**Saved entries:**
#####
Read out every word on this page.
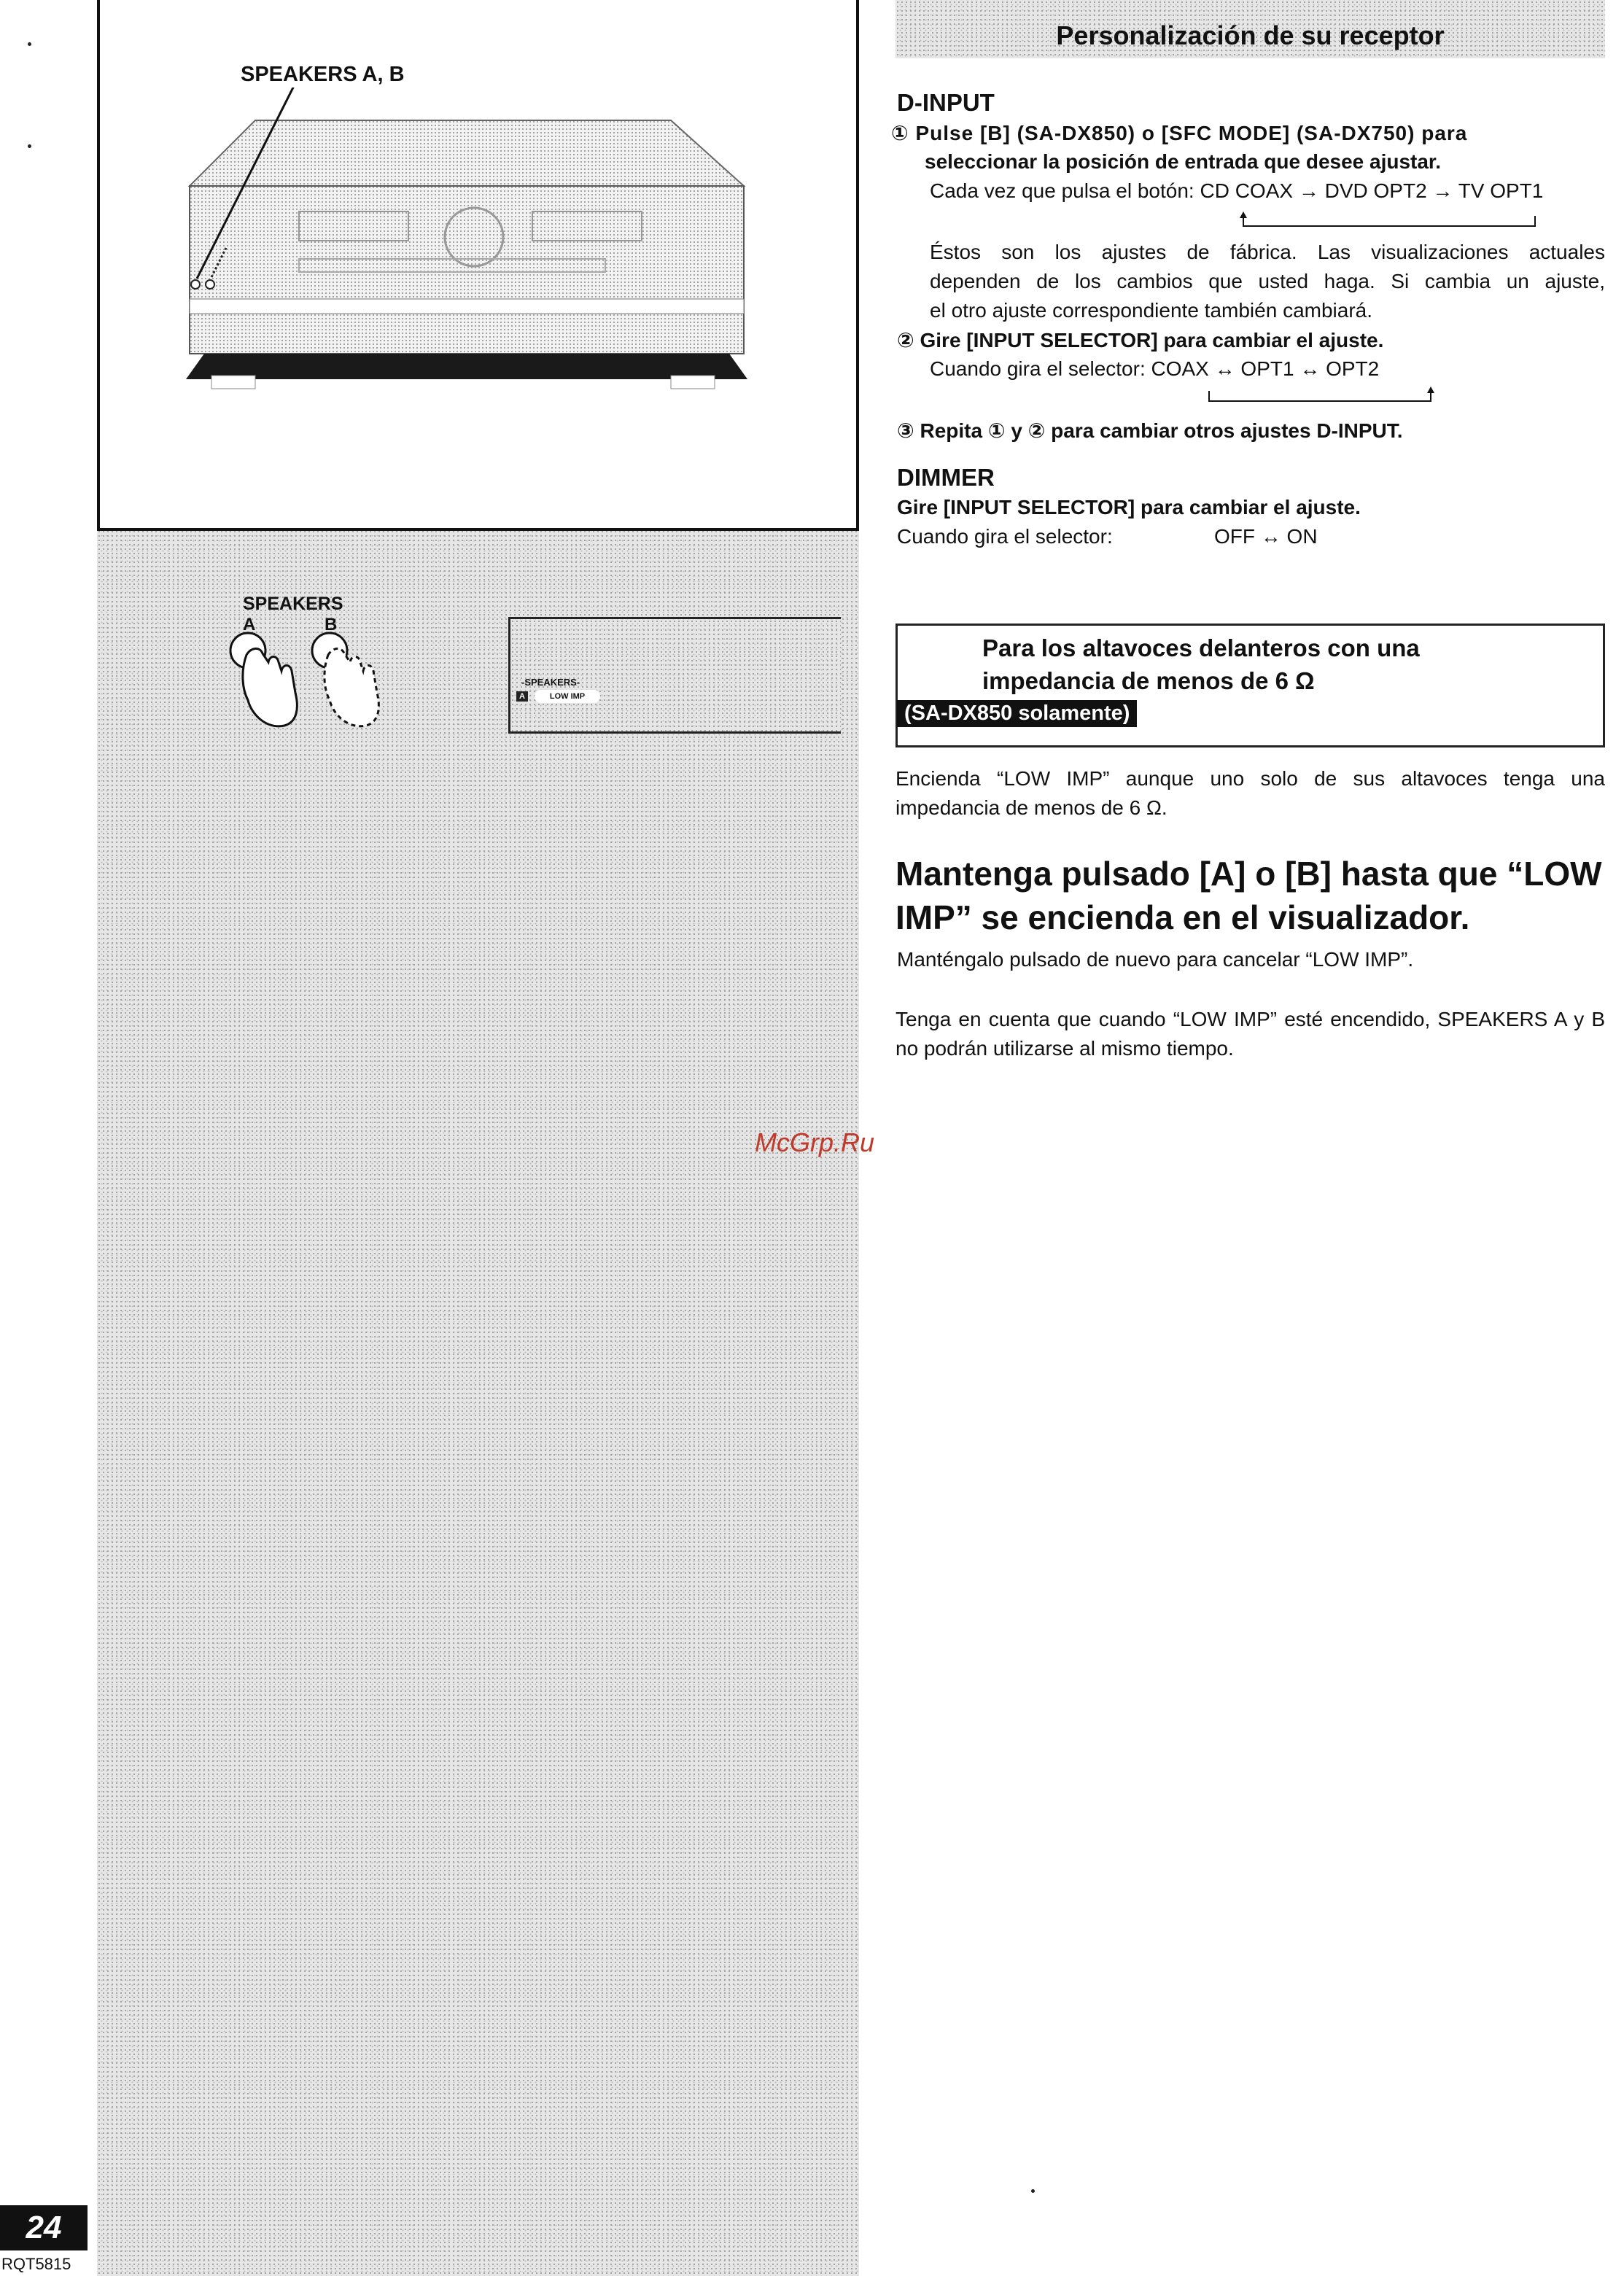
SPEAKERS A, B
SPEAKERS
A	B
-SPEAKERS-
A	LOW IMP
Personalización de su receptor
D-INPUT
① Pulse [B] (SA-DX850) o [SFC MODE] (SA-DX750) para
seleccionar la posición de entrada que desee ajustar.
Cada vez que pulsa el botón: CD COAX → DVD OPT2 → TV OPT1
Éstos son los ajustes de fábrica. Las visualizaciones actuales
dependen de los cambios que usted haga. Si cambia un ajuste,
el otro ajuste correspondiente también cambiará.
② Gire [INPUT SELECTOR] para cambiar el ajuste.
Cuando gira el selector: COAX ↔ OPT1 ↔ OPT2
③ Repita ① y ② para cambiar otros ajustes D-INPUT.
DIMMER
Gire [INPUT SELECTOR] para cambiar el ajuste.
Cuando gira el selector:	OFF ↔ ON
Para los altavoces delanteros con una impedancia de menos de 6 Ω
(SA-DX850 solamente)
Encienda “LOW IMP” aunque uno solo de sus altavoces tenga una impedancia de menos de 6 Ω.
Mantenga pulsado [A] o [B] hasta que “LOW IMP” se encienda en el visualizador.
Manténgalo pulsado de nuevo para cancelar “LOW IMP”.
Tenga en cuenta que cuando “LOW IMP” esté encendido, SPEAKERS A y B no podrán utilizarse al mismo tiempo.
McGrp.Ru
24
RQT5815
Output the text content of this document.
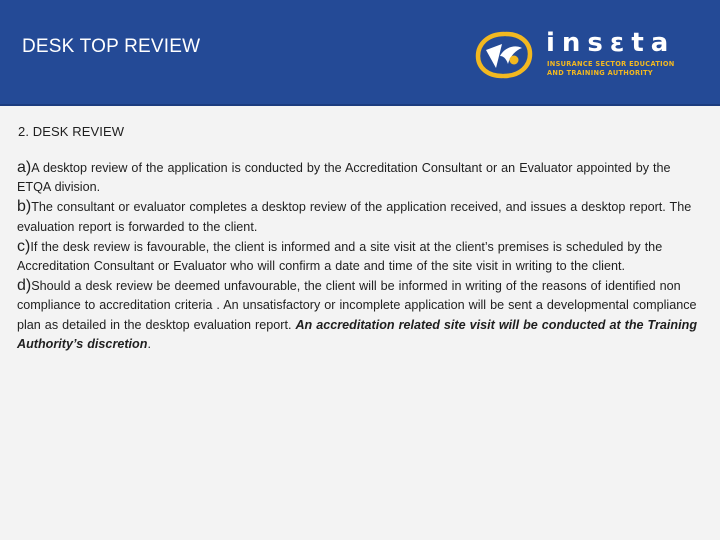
DESK TOP REVIEW	insεta
INSURANCE SECTOR EDUCATION
AND TRAINING AUTHORITY
2. DESK REVIEW

a)A desktop review of the application is conducted by the Accreditation Consultant or an Evaluator appointed by the ETQA division.

b)The consultant or evaluator completes a desktop review of the application received, and issues a desktop report. The evaluation report is forwarded to the client.

c)If the desk review is favourable, the client is informed and a site visit at the client’s premises is scheduled by the Accreditation Consultant or Evaluator who will confirm a date and time of the site visit in writing to the client.

d)Should a desk review be deemed unfavourable, the client will be informed in writing of the reasons of identified non compliance to accreditation criteria . An unsatisfactory or incomplete application will be sent a developmental compliance plan as detailed in the desktop evaluation report. An accreditation related site visit will be conducted at the Training Authority’s discretion.
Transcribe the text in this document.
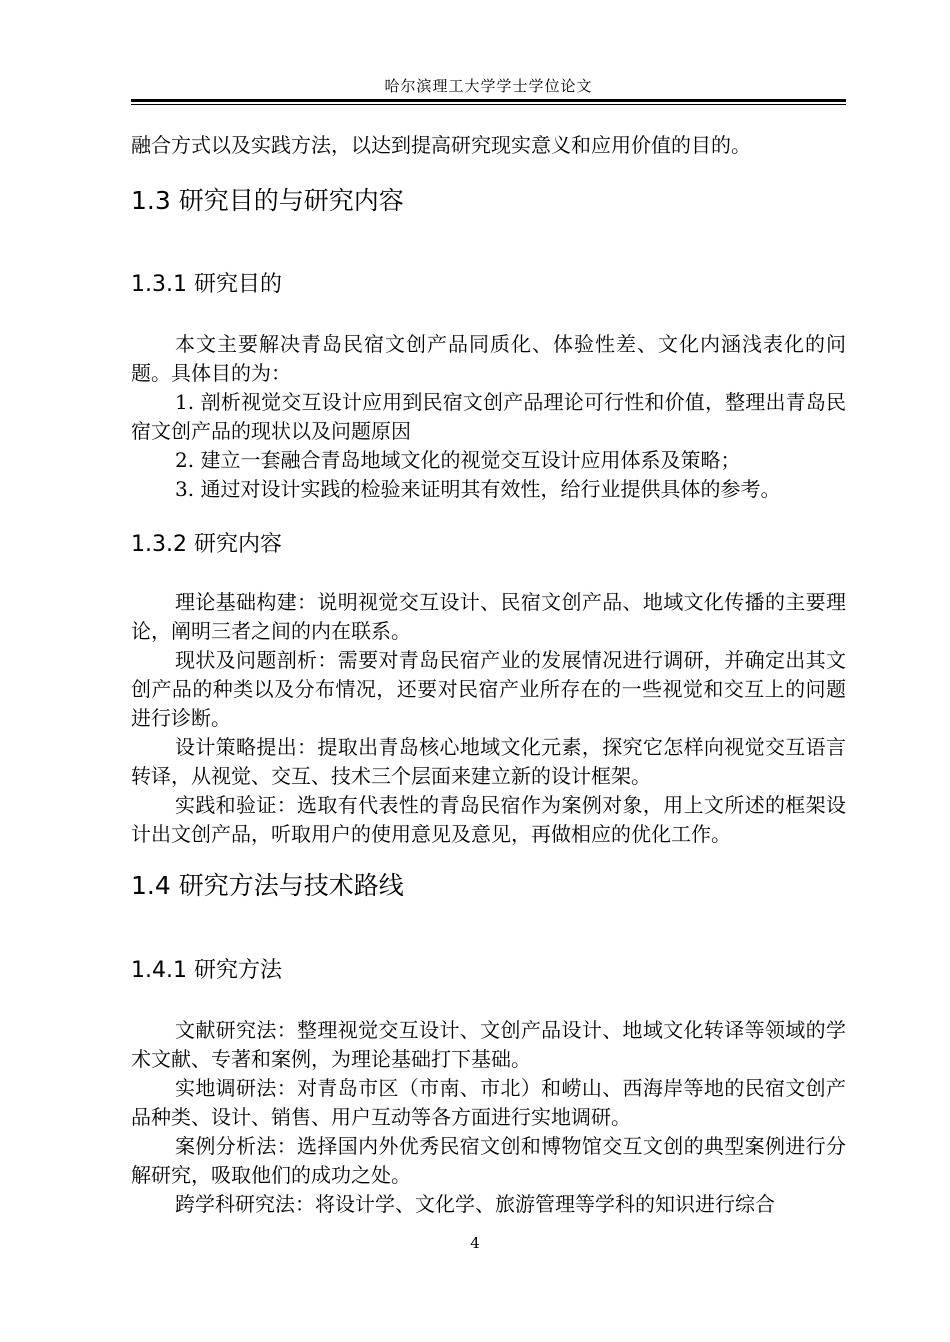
哈尔滨理工大学学士学位论文

融合方式以及实践方法，以达到提高研究现实意义和应用价值的目的。

1.3 研究目的与研究内容
1.3.1 研究目的

本文主要解决青岛民宿文创产品同质化、体验性差、文化内涵浅表化的问题。具体目的为：

1. 剖析视觉交互设计应用到民宿文创产品理论可行性和价值，整理出青岛民宿文创产品的现状以及问题原因

2. 建立一套融合青岛地域文化的视觉交互设计应用体系及策略；

3. 通过对设计实践的检验来证明其有效性，给行业提供具体的参考。

1.3.2 研究内容

理论基础构建：说明视觉交互设计、民宿文创产品、地域文化传播的主要理论，阐明三者之间的内在联系。

现状及问题剖析：需要对青岛民宿产业的发展情况进行调研，并确定出其文创产品的种类以及分布情况，还要对民宿产业所存在的一些视觉和交互上的问题进行诊断。

设计策略提出：提取出青岛核心地域文化元素，探究它怎样向视觉交互语言转译，从视觉、交互、技术三个层面来建立新的设计框架。

实践和验证：选取有代表性的青岛民宿作为案例对象，用上文所述的框架设计出文创产品，听取用户的使用意见及意见，再做相应的优化工作。

1.4 研究方法与技术路线
1.4.1 研究方法

文献研究法：整理视觉交互设计、文创产品设计、地域文化转译等领域的学术文献、专著和案例，为理论基础打下基础。

实地调研法：对青岛市区（市南、市北）和崂山、西海岸等地的民宿文创产品种类、设计、销售、用户互动等各方面进行实地调研。

案例分析法：选择国内外优秀民宿文创和博物馆交互文创的典型案例进行分解研究，吸取他们的成功之处。

跨学科研究法：将设计学、文化学、旅游管理等学科的知识进行综合

4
#####
**What is expected:** List all lines where "report" occurs.

**Output of the exercise:**
b)The consultant or evaluator completes a desktop review of the application received, and issues a desktop report. The evaluation report is forwarded to the client.
d)Should a desk review be deemed unfavourable, the client will be informed in writing of the reasons of identified non compliance to accreditation criteria . An unsatisfactory or incomplete application will be sent a developmental compliance plan as detailed in the desktop evaluation report. An accreditation related site visit will be conducted at the Training Authority’s discretion.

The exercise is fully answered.